Objective:
Each line below should be quoted exactly, please.

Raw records
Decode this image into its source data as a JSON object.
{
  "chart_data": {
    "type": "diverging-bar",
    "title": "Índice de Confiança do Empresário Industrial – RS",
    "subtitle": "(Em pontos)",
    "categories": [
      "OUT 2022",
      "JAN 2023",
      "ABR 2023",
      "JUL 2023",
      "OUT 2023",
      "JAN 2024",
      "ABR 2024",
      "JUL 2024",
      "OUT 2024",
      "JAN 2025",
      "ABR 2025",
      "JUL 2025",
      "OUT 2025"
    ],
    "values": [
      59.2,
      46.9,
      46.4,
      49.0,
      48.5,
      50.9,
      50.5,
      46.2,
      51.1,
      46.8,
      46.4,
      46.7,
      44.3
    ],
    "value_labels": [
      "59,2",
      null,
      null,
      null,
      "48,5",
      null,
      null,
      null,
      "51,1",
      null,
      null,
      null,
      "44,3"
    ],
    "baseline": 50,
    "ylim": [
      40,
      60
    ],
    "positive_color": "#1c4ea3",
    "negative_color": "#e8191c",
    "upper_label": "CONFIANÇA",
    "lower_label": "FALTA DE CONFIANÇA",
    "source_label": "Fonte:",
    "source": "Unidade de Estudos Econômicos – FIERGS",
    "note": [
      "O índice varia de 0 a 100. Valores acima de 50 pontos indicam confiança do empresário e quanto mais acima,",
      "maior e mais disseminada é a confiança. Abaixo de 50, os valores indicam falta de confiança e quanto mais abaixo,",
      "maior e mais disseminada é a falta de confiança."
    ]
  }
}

Answer to the exercise:
Decode this image into its source data as a JSON object.
{
  "chart_data": {
    "type": "diverging-bar",
    "title": "Índice de Confiança do Empresário Industrial – RS",
    "subtitle": "(Em pontos)",
    "categories": [
      "OUT 2022",
      "JAN 2023",
      "ABR 2023",
      "JUL 2023",
      "OUT 2023",
      "JAN 2024",
      "ABR 2024",
      "JUL 2024",
      "OUT 2024",
      "JAN 2025",
      "ABR 2025",
      "JUL 2025",
      "OUT 2025"
    ],
    "values": [
      59.2,
      46.9,
      46.4,
      49.0,
      48.5,
      50.9,
      50.5,
      46.2,
      51.1,
      46.8,
      46.4,
      46.7,
      44.3
    ],
    "value_labels": [
      "59,2",
      null,
      null,
      null,
      "48,5",
      null,
      null,
      null,
      "51,1",
      null,
      null,
      null,
      "44,3"
    ],
    "baseline": 50,
    "ylim": [
      40,
      60
    ],
    "positive_color": "#1c4ea3",
    "negative_color": "#e8191c",
    "upper_label": "CONFIANÇA",
    "lower_label": "FALTA DE CONFIANÇA",
    "source_label": "Fonte:",
    "source": "Unidade de Estudos Econômicos – FIERGS",
    "note": [
      "O índice varia de 0 a 100. Valores acima de 50 pontos indicam confiança do empresário e quanto mais acima,",
      "maior e mais disseminada é a confiança. Abaixo de 50, os valores indicam falta de confiança e quanto mais abaixo,",
      "maior e mais disseminada é a falta de confiança."
    ]
  }
}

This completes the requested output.